Reproduce all of the listing below without alteration.

RECORDS TO USE:

## Begin

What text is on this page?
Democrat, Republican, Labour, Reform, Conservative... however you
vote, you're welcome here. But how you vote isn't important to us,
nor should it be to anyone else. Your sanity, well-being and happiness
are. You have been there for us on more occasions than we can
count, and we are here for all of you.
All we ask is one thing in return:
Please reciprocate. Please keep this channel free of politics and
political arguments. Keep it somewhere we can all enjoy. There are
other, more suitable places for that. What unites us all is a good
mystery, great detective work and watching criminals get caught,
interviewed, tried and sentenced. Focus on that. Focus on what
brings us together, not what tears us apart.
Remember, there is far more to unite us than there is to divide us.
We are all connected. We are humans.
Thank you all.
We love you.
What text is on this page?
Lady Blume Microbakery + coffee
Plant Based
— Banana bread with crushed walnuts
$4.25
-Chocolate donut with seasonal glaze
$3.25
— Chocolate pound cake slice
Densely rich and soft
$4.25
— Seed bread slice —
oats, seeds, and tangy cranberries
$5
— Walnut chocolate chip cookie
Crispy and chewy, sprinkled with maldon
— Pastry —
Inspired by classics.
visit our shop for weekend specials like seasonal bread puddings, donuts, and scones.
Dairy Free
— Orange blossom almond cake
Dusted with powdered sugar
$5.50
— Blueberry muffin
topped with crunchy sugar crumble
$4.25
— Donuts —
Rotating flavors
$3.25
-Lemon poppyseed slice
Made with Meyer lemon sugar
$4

## End

EXERCISE SOLUTION:
What text is on this page?
Democrat, Republican, Labour, Reform, Conservative... however you
vote, you're welcome here. But how you vote isn't important to us,
nor should it be to anyone else. Your sanity, well-being and happiness
are. You have been there for us on more occasions than we can
count, and we are here for all of you.
All we ask is one thing in return:
Please reciprocate. Please keep this channel free of politics and
political arguments. Keep it somewhere we can all enjoy. There are
other, more suitable places for that. What unites us all is a good
mystery, great detective work and watching criminals get caught,
interviewed, tried and sentenced. Focus on that. Focus on what
brings us together, not what tears us apart.
Remember, there is far more to unite us than there is to divide us.
We are all connected. We are humans.
Thank you all.
We love you.
What text is on this page?
Lady Blume Microbakery + coffee
Plant Based
— Banana bread with crushed walnuts
$4.25
-Chocolate donut with seasonal glaze
$3.25
— Chocolate pound cake slice
Densely rich and soft
$4.25
— Seed bread slice —
oats, seeds, and tangy cranberries
$5
— Walnut chocolate chip cookie
Crispy and chewy, sprinkled with maldon
— Pastry —
Inspired by classics.
visit our shop for weekend specials like seasonal bread puddings, donuts, and scones.
Dairy Free
— Orange blossom almond cake
Dusted with powdered sugar
$5.50
— Blueberry muffin
topped with crunchy sugar crumble
$4.25
— Donuts —
Rotating flavors
$3.25
-Lemon poppyseed slice
Made with Meyer lemon sugar
$4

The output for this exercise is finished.